» **WHAT YOU ARE ASKED TO DO**
Look through the data below and return each line where "filter" appears.

» **GIVEN DATA**

★ ★ ★

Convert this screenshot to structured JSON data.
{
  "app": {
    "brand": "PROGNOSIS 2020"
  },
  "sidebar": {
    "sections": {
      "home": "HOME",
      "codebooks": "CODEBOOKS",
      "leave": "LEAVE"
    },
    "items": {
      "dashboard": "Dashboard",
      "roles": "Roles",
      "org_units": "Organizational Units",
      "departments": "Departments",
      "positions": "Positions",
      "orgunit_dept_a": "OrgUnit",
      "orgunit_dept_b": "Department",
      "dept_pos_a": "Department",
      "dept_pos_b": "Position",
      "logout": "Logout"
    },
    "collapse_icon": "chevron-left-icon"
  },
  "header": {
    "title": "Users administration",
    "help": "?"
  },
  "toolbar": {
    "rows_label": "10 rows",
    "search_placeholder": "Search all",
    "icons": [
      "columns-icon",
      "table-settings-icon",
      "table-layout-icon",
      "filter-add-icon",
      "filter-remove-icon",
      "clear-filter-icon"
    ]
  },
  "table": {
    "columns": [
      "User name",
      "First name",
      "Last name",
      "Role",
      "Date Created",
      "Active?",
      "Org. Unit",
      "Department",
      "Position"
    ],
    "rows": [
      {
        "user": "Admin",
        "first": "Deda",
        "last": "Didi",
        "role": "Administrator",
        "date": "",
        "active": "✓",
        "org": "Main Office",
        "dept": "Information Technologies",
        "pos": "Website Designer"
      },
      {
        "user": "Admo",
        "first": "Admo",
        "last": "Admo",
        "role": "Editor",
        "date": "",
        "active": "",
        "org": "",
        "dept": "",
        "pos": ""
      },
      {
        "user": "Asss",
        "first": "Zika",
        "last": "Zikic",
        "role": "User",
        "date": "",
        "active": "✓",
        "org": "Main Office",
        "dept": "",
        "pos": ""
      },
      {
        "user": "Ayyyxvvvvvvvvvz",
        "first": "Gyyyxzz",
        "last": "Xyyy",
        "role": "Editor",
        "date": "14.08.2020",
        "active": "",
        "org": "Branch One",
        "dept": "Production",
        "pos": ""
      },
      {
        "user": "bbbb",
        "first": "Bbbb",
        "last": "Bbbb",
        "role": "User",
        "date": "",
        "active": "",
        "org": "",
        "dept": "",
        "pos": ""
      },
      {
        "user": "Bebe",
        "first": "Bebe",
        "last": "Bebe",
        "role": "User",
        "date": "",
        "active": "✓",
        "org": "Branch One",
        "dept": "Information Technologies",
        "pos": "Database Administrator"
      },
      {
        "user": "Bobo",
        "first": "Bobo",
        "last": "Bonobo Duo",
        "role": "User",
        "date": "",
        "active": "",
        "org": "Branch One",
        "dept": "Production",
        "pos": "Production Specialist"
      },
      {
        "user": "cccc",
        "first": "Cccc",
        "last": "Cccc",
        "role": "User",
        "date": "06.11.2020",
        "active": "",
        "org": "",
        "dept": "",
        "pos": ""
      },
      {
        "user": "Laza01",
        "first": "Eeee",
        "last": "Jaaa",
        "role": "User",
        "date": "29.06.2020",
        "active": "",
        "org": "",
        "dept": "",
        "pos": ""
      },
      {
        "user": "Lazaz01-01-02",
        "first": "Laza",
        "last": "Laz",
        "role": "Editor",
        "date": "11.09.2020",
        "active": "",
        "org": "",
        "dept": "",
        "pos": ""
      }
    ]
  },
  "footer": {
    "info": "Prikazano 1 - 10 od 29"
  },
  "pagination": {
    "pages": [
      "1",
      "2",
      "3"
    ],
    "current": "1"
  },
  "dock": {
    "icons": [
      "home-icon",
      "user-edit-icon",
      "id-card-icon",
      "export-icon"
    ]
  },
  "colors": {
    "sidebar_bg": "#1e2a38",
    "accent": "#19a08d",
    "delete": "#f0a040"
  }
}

★ ★ ★

» **SOLUTION**
      "filter-add-icon",
      "filter-remove-icon",
      "clear-filter-icon"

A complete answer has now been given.